TO BE DONE |
From the listing below, select every line where the word "American" appears.

RECORDS FOR PROCESSING |

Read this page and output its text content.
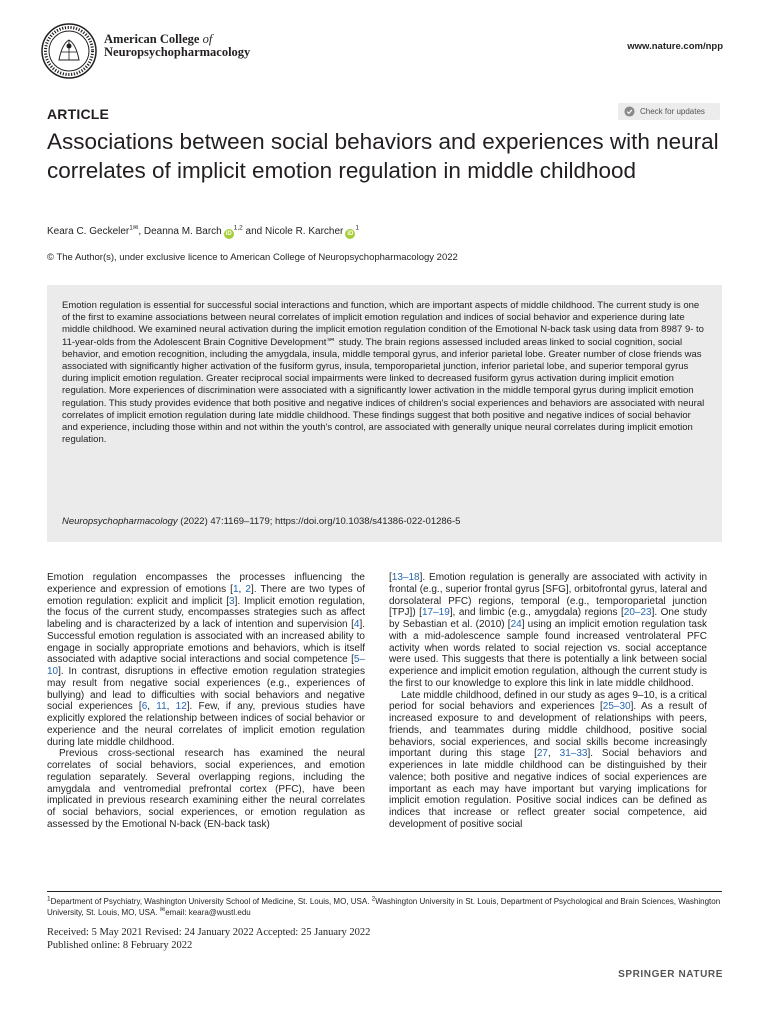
American College of
Neuropsychopharmacology	www.nature.com/npp
ARTICLE	Check for updates
Associations between social behaviors and experiences with neural correlates of implicit emotion regulation in middle childhood
Keara C. Geckeler$^{1✉}$, Deanna M. Barch iD$^{1,2}$ and Nicole R. Karcher $iD^1$
© The Author(s), under exclusive licence to American College of Neuropsychopharmacology 2022

Emotion regulation is essential for successful social interactions and function, which are important aspects of middle childhood. The current study is one of the first to examine associations between neural correlates of implicit emotion regulation and indices of social behavior and experience during late middle childhood. We examined neural activation during the implicit emotion regulation condition of the Emotional N-back task using data from 8987 9- to 11-year-olds from the Adolescent Brain Cognitive Development℠ study. The brain regions assessed included areas linked to social cognition, social behavior, and emotion recognition, including the amygdala, insula, middle temporal gyrus, and inferior parietal lobe. Greater number of close friends was associated with significantly higher activation of the fusiform gyrus, insula, temporoparietal junction, inferior parietal lobe, and superior temporal gyrus during implicit emotion regulation. Greater reciprocal social impairments were linked to decreased fusiform gyrus activation during implicit emotion regulation. More experiences of discrimination were associated with a significantly lower activation in the middle temporal gyrus during implicit emotion regulation. This study provides evidence that both positive and negative indices of children's social experiences and behaviors are associated with neural correlates of implicit emotion regulation during late middle childhood. These findings suggest that both positive and negative indices of social behavior and experience, including those within and not within the youth's control, are associated with generally unique neural correlates during implicit emotion regulation.

Neuropsychopharmacology (2022) 47:1169–1179; https://doi.org/10.1038/s41386-022-01286-5

Emotion regulation encompasses the processes influencing the experience and expression of emotions [1, 2]. There are two types of emotion regulation: explicit and implicit [3]. Implicit emotion regulation, the focus of the current study, encompasses strategies such as affect labeling and is characterized by a lack of intention and supervision [4]. Successful emotion regulation is associated with an increased ability to engage in socially appropriate emotions and behaviors, which is itself associated with adaptive social interactions and social competence [5–10]. In contrast, disruptions in effective emotion regulation strategies may result from negative social experiences (e.g., experiences of bullying) and lead to difficulties with social behaviors and negative social experiences [6, 11, 12]. Few, if any, previous studies have explicitly explored the relationship between indices of social behavior or experience and the neural correlates of implicit emotion regulation during late middle childhood.

Previous cross-sectional research has examined the neural correlates of social behaviors, social experiences, and emotion regulation separately. Several overlapping regions, including the amygdala and ventromedial prefrontal cortex (PFC), have been implicated in previous research examining either the neural correlates of social behaviors, social experiences, or emotion regulation as assessed by the Emotional N-back (EN-back task)

[13–18]. Emotion regulation is generally are associated with activity in frontal (e.g., superior frontal gyrus [SFG], orbitofrontal gyrus, lateral and dorsolateral PFC) regions, temporal (e.g., temporoparietal junction [TPJ]) [17–19], and limbic (e.g., amygdala) regions [20–23]. One study by Sebastian et al. (2010) [24] using an implicit emotion regulation task with a mid-adolescence sample found increased ventrolateral PFC activity when words related to social rejection vs. social acceptance were used. This suggests that there is potentially a link between social experience and implicit emotion regulation, although the current study is the first to our knowledge to explore this link in late middle childhood.

Late middle childhood, defined in our study as ages 9–10, is a critical period for social behaviors and experiences [25–30]. As a result of increased exposure to and development of relationships with peers, friends, and teammates during middle childhood, positive social behaviors, social experiences, and social skills become increasingly important during this stage [27, 31–33]. Social behaviors and experiences in late middle childhood can be distinguished by their valence; both positive and negative indices of social experiences are important as each may have important but varying implications for implicit emotion regulation. Positive social indices can be defined as indices that increase or reflect greater social competence, aid development of positive social

$^1$Department of Psychiatry, Washington University School of Medicine, St. Louis, MO, USA. $^2$Washington University in St. Louis, Department of Psychological and Brain Sciences, Washington University, St. Louis, MO, USA. ✉email: keara@wustl.edu
Received: 5 May 2021 Revised: 24 January 2022 Accepted: 25 January 2022
Published online: 8 February 2022
SPRINGER NATURE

THE SOLUTION |
American College of
© The Author(s), under exclusive licence to American College of Neuropsychopharmacology 2022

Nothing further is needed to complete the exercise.